### Your task
Reproduce the listing below exactly, minus its pictures.

>> BEGIN

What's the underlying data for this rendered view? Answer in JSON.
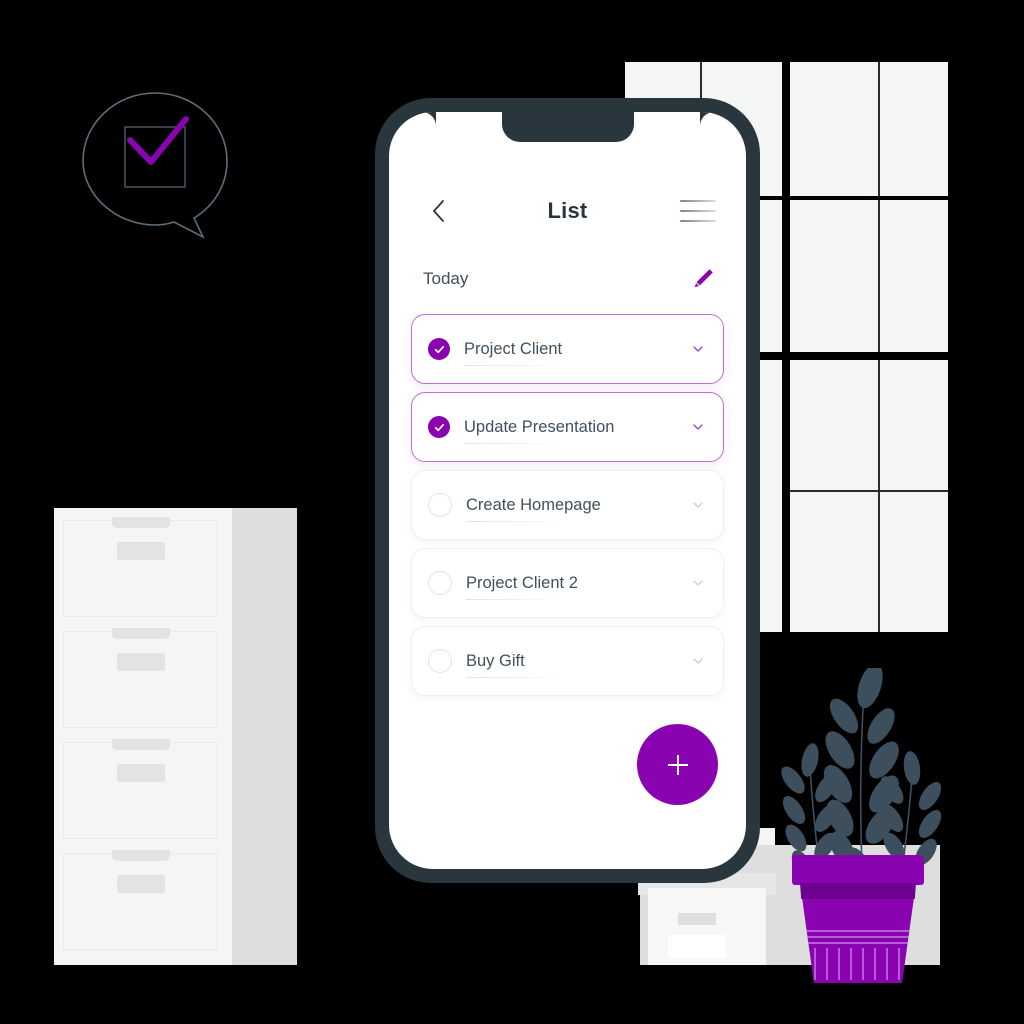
{
  "scene": {
    "background_color": "#000000",
    "accent_color": "#8A03B0",
    "frame_color": "#2A363D"
  },
  "app": {
    "header": {
      "title": "List",
      "back_icon": "chevron-left-icon",
      "menu_icon": "hamburger-menu-icon"
    },
    "section": {
      "label": "Today",
      "edit_icon": "pencil-icon"
    },
    "tasks": [
      {
        "title": "Project Client",
        "done": true,
        "chevron": "chevron-down-icon"
      },
      {
        "title": "Update Presentation",
        "done": true,
        "chevron": "chevron-down-icon"
      },
      {
        "title": "Create Homepage",
        "done": false,
        "chevron": "chevron-down-icon"
      },
      {
        "title": "Project Client 2",
        "done": false,
        "chevron": "chevron-down-icon"
      },
      {
        "title": "Buy Gift",
        "done": false,
        "chevron": "chevron-down-icon"
      }
    ],
    "fab": {
      "icon": "plus-icon",
      "color": "#8A03B0"
    }
  },
  "illustration": {
    "speech_bubble": {
      "name": "speech-bubble-with-checkbox",
      "outline_color": "#5B6F7A",
      "check_color": "#8A03B0"
    },
    "filing_cabinet": {
      "name": "filing-cabinet",
      "front_color": "#F4F5F5",
      "side_color": "#DEDEDE",
      "drawer_count": 4
    },
    "window_grid": {
      "name": "window-panels",
      "pane_color": "#F4F5F5"
    },
    "plant": {
      "name": "potted-plant",
      "leaf_color": "#3D4F5C",
      "pot_color": "#8A03B0",
      "stem_count": 3
    },
    "storage_box": {
      "name": "storage-box",
      "body_color": "#F7F7F7",
      "lid_color": "#E6E6E6"
    }
  }
}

>> END

### Result below
What's the underlying data for this rendered view? Answer in JSON.
{
  "scene": {
    "background_color": "#000000",
    "accent_color": "#8A03B0",
    "frame_color": "#2A363D"
  },
  "app": {
    "header": {
      "title": "List",
      "back_icon": "chevron-left-icon",
      "menu_icon": "hamburger-menu-icon"
    },
    "section": {
      "label": "Today",
      "edit_icon": "pencil-icon"
    },
    "tasks": [
      {
        "title": "Project Client",
        "done": true,
        "chevron": "chevron-down-icon"
      },
      {
        "title": "Update Presentation",
        "done": true,
        "chevron": "chevron-down-icon"
      },
      {
        "title": "Create Homepage",
        "done": false,
        "chevron": "chevron-down-icon"
      },
      {
        "title": "Project Client 2",
        "done": false,
        "chevron": "chevron-down-icon"
      },
      {
        "title": "Buy Gift",
        "done": false,
        "chevron": "chevron-down-icon"
      }
    ],
    "fab": {
      "icon": "plus-icon",
      "color": "#8A03B0"
    }
  },
  "illustration": {
    "speech_bubble": {
      "name": "speech-bubble-with-checkbox",
      "outline_color": "#5B6F7A",
      "check_color": "#8A03B0"
    },
    "filing_cabinet": {
      "name": "filing-cabinet",
      "front_color": "#F4F5F5",
      "side_color": "#DEDEDE",
      "drawer_count": 4
    },
    "window_grid": {
      "name": "window-panels",
      "pane_color": "#F4F5F5"
    },
    "plant": {
      "name": "potted-plant",
      "leaf_color": "#3D4F5C",
      "pot_color": "#8A03B0",
      "stem_count": 3
    },
    "storage_box": {
      "name": "storage-box",
      "body_color": "#F7F7F7",
      "lid_color": "#E6E6E6"
    }
  }
}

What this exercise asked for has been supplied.